[TEXTAUSZUG]
_ _ _

Digitale Impulse für das Lesen
Ein Gespräch mit Lukas Heymann, Institut Lese- und Medienforschung der Stiftung Lesen.
Die im Dezember 2017 erschienenen Ergebnisse der Internationalen Grundschul-Lese-Untersuchung (IGLU) haben viele aufgeschreckt: Fast 20 Prozent der Viertklässler können schlecht lesen. Lesen ist unumstritten eine Kulturtechnik, die grundlegend für beruflichen Erfolg und aktive gesellschaftliche Teilhabe ist – auch und gerade in unserer zunehmend digitalisierten Welt. Wie kann das Lesen im deutschen Bildungssystem Ihrer Meinung nach systematischer gefördert werden?
Dass es um die Lesekompetenz deutscher Schülerinnen und Schüler nicht so gut bestellt ist, weiß man ja durch diverse Studien schon sehr lange. Auch, dass ein erheblicher Anteil der Grundschulkinder nicht ausreichend lesen kann, ist nicht neu. Sinnvoll wäre zum Beispiel, schon vor der Grundschulzeit damit zu beginnen, Eltern zu motivieren, ihren Kindern täglich vorzulesen und nicht aufzuhören, wenn ihre Kinder die Grundschule besuchen. Das wäre gewissermaßen eine erste Prävention. Für Schulkinder eignen sich dann Ansätze zur Leseförderung, die Spaß bringen. Neben Büchern stehen hier Zeitschriften, Sachtexte und digitale Medien zur Verfügung, die an die Interessen und Lebenswelten auch leistungsschwächerer Kinder anknüpfen. Die Impulse, Themen und Texte müssen schließlich so vielfältig sein wie die Schülerinnen und Schüler selbst. Das gilt für alle Fächer, für Angebote außerhalb des Unterrichts und, ganz entscheidend, für die frühkindliche Leseförderung.
Sie sprechen von digitalen Medien. Werden digitale Angebote die Lektüre eines „klassischen“ Buchs langfristig ersetzen? Wie lesen Sie persönlich?

_ _ _

[AUFGABE 1] Überarbeiten Sie im Textauszug den Abschnitt von „Die im Dezember“ bis „systematischer gefördert werden?“, indem Sie „Kulturtechnik“ durch „Schlüsselkompetenz“ ersetzen, und geben Sie ihn anschließend wieder.
[AUFGABE 2] Ermitteln Sie in den nachstehenden Zeilen jede, die die Zeichenfolge „edge“ enthält, und übernehmen Sie diese unverändert.

_ _ _

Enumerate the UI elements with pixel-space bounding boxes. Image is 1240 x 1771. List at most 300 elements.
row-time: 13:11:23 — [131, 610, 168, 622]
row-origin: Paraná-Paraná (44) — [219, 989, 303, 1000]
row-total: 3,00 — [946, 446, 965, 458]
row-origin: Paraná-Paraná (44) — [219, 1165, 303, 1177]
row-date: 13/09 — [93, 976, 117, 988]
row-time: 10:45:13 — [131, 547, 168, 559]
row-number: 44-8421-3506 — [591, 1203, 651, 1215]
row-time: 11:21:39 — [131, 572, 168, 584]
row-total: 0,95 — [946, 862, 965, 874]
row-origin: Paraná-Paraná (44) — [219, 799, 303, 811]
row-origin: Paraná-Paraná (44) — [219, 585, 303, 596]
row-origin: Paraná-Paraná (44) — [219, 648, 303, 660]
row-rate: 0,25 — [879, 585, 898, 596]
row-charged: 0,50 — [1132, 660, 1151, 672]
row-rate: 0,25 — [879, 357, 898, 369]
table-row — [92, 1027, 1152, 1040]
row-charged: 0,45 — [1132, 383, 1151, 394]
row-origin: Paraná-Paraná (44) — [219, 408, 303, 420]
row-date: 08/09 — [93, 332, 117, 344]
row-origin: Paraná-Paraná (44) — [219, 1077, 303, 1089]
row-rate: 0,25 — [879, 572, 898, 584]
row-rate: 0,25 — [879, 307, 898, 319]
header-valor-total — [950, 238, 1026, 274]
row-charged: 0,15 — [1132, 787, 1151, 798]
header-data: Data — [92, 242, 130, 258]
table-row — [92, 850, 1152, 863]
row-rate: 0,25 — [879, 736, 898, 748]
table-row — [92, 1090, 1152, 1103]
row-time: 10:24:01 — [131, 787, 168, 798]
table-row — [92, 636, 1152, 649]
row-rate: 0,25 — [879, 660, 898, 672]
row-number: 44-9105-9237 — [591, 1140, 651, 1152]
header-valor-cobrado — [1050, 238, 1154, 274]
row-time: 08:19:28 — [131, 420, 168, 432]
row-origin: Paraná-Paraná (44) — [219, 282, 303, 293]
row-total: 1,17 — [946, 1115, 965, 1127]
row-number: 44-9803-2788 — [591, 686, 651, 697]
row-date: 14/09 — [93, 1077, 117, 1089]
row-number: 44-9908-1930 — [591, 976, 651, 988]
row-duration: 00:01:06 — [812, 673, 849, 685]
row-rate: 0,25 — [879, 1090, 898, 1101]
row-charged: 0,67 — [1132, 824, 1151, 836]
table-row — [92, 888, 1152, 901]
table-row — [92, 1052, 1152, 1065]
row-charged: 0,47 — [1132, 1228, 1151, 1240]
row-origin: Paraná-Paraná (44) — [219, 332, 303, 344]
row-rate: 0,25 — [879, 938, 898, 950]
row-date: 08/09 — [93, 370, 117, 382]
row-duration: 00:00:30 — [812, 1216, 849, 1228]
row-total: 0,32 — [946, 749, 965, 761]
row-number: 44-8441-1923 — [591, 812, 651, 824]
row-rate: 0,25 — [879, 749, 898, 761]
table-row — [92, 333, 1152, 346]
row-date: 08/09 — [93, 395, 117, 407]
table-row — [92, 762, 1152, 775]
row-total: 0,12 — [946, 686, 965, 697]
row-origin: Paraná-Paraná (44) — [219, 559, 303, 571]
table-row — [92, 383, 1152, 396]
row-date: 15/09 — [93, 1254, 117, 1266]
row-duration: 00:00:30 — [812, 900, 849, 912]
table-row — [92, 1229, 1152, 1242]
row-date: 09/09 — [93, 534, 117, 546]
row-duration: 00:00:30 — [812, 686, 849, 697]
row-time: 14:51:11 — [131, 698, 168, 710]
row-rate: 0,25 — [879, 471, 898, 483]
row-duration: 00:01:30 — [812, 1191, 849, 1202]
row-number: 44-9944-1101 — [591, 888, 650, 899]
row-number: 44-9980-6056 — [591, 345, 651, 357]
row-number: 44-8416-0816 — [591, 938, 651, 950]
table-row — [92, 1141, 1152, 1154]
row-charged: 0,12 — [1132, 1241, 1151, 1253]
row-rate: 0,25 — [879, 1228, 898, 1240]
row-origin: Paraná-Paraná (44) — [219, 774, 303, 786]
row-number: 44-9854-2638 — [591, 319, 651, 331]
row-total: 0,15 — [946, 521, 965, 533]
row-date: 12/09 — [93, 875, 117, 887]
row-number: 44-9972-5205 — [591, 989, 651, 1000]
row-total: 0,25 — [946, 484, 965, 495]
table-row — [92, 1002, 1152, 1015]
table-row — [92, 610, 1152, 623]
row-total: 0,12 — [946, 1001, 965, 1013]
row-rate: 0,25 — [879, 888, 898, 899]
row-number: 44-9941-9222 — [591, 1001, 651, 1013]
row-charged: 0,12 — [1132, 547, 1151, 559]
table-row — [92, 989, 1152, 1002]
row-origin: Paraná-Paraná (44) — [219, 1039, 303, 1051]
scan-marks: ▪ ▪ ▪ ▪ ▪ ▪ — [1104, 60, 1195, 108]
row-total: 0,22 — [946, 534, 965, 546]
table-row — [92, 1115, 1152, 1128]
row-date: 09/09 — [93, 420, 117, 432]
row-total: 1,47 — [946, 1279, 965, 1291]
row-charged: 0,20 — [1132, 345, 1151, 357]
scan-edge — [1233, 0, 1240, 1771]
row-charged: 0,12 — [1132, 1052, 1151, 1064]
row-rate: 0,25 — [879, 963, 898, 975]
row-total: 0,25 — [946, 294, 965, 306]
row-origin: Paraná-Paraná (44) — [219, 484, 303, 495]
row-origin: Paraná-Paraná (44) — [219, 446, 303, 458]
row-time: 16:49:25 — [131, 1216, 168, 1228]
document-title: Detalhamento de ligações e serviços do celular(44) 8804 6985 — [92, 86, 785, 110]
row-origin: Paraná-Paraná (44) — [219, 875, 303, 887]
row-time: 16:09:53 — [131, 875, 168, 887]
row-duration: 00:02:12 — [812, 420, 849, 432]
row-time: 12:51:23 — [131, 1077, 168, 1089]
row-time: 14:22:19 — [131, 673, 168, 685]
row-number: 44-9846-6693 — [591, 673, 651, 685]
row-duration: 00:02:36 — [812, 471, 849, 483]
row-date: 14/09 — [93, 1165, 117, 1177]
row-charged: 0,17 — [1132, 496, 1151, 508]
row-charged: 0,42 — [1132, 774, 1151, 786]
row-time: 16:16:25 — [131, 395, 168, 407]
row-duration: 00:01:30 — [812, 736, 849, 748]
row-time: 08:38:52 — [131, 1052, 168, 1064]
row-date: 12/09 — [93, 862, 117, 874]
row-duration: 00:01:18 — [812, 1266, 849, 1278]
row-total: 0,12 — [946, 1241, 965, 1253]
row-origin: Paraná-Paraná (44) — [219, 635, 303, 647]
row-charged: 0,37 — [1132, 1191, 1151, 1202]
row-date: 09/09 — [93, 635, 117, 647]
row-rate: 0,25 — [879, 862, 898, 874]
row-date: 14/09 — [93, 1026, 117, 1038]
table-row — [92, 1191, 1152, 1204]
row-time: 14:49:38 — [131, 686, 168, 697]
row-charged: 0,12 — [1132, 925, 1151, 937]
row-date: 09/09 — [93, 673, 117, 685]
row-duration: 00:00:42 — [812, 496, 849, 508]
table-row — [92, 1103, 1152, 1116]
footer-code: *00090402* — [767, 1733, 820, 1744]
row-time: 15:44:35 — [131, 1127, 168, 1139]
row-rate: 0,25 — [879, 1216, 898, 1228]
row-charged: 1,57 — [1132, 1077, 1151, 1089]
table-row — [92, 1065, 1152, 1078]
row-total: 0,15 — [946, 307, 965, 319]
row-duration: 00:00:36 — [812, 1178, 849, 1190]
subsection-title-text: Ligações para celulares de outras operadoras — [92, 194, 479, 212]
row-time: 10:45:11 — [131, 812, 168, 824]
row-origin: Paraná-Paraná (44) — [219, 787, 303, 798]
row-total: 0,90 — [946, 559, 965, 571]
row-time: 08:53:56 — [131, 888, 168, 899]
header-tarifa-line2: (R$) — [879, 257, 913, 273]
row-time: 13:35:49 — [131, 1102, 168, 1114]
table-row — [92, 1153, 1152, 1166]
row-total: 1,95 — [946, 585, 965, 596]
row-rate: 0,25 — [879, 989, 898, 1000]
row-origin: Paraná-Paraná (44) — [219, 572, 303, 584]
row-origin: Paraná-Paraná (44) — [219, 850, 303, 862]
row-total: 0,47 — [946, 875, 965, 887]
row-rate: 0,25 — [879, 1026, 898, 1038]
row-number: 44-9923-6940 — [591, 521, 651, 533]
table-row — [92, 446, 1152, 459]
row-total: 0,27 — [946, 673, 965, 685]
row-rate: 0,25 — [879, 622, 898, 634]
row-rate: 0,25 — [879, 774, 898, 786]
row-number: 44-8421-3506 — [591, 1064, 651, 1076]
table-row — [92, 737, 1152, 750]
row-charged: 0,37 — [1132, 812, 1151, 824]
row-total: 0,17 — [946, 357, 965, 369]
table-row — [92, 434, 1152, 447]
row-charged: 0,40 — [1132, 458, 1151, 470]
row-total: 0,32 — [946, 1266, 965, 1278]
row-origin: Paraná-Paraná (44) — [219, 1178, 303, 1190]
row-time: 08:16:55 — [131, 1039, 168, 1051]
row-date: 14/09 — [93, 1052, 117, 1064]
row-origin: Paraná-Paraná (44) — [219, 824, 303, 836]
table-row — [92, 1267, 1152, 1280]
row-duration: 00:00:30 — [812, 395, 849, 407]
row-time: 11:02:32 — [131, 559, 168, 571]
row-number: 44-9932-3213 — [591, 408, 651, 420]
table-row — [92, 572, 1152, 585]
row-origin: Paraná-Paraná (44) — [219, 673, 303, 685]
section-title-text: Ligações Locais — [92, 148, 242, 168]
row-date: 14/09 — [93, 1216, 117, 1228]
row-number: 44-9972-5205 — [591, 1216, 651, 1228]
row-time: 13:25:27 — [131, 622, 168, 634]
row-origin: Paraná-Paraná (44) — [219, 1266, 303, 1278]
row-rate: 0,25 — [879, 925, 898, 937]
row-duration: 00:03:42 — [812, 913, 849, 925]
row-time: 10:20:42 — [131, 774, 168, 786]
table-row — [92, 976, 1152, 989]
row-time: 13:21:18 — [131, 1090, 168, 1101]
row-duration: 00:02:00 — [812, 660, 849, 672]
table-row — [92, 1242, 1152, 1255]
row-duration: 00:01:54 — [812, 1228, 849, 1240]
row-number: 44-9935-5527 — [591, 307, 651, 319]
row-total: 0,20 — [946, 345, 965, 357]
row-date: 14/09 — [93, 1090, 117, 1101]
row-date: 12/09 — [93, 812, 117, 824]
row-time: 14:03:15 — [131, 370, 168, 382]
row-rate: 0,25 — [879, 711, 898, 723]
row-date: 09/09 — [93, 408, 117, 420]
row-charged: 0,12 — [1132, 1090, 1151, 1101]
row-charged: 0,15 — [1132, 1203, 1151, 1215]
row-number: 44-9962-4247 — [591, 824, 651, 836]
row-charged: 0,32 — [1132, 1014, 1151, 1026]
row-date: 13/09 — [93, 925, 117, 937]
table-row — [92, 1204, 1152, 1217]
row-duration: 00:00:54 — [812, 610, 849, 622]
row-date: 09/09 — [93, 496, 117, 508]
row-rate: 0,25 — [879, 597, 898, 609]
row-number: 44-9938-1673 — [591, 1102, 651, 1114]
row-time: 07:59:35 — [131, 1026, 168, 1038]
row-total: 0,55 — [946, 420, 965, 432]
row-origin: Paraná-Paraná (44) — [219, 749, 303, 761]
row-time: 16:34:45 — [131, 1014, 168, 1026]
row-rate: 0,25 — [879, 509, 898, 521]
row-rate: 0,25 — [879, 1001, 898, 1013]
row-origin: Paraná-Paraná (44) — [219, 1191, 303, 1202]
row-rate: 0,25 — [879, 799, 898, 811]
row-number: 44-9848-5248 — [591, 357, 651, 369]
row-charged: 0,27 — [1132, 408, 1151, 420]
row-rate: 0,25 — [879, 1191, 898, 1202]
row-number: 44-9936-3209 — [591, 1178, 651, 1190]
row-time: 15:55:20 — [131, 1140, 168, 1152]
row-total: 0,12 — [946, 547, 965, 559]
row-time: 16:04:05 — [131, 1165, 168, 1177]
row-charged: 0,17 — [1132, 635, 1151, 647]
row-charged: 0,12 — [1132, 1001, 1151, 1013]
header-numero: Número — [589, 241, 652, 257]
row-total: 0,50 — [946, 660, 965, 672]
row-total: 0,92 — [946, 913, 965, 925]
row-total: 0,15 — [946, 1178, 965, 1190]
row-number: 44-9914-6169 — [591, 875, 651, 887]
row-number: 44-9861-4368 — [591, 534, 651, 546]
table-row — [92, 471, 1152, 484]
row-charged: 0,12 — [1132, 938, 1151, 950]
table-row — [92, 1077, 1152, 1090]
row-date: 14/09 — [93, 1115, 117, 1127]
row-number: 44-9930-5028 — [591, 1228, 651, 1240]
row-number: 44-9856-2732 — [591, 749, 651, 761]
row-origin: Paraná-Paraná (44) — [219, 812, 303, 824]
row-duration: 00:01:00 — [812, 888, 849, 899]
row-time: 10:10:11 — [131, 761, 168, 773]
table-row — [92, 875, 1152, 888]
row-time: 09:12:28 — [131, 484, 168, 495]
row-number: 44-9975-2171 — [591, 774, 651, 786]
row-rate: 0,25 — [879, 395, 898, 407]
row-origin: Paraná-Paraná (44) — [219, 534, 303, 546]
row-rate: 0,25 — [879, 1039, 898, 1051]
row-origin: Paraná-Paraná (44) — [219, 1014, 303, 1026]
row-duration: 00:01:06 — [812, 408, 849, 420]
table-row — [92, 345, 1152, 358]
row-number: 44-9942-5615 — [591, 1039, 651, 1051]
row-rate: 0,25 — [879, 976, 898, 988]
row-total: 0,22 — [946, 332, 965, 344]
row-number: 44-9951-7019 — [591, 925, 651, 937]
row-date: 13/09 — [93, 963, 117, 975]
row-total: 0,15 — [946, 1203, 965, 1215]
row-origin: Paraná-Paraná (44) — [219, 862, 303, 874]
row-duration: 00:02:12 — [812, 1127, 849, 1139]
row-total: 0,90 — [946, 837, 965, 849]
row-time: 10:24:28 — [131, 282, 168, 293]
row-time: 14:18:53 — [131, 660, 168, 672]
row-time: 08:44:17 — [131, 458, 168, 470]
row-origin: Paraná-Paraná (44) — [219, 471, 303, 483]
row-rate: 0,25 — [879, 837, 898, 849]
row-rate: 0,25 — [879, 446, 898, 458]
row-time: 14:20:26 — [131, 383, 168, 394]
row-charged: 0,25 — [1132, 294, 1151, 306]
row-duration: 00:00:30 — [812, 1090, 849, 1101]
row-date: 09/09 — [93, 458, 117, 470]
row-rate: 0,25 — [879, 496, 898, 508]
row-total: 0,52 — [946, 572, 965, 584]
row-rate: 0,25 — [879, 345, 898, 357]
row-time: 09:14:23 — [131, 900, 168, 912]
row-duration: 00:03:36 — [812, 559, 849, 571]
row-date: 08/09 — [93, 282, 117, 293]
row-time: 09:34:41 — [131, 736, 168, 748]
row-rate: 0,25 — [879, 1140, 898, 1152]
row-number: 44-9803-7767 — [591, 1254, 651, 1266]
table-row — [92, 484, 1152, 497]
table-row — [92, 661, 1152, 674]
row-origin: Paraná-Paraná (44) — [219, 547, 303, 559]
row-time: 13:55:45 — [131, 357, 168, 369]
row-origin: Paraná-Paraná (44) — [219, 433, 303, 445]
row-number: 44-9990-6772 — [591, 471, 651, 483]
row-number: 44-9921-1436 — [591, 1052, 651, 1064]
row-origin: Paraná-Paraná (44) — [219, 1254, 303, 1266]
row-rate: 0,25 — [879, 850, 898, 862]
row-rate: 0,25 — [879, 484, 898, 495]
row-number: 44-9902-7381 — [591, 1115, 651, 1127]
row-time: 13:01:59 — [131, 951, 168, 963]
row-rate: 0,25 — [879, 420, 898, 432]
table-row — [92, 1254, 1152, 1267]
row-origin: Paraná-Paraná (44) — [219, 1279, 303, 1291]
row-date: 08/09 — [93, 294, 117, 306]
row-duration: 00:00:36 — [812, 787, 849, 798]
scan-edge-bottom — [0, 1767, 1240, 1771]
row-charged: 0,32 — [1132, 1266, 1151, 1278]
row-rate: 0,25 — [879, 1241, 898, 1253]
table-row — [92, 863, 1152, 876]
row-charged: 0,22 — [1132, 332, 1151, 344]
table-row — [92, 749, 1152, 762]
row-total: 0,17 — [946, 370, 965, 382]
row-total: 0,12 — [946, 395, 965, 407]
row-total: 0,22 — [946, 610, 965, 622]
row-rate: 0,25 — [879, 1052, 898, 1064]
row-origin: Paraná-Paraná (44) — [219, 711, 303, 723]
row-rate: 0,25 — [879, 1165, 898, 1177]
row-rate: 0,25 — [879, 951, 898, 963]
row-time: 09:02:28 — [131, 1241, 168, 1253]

_ _ _

[MUSTERLÖSUNG 1]
Die im Dezember 2017 erschienenen Ergebnisse der Internationalen Grundschul-Lese-Untersuchung (IGLU) haben viele aufgeschreckt: Fast 20 Prozent der Viertklässler können schlecht lesen. Lesen ist unumstritten eine Schlüsselkompetenz, die grundlegend für beruflichen Erfolg und aktive gesellschaftliche Teilhabe ist – auch und gerade in unserer zunehmend digitalisierten Welt. Wie kann das Lesen im deutschen Bildungssystem Ihrer Meinung nach systematischer gefördert werden?

[MUSTERLÖSUNG 2]
scan-edge — [1233, 0, 1240, 1771]
scan-edge-bottom — [0, 1767, 1240, 1771]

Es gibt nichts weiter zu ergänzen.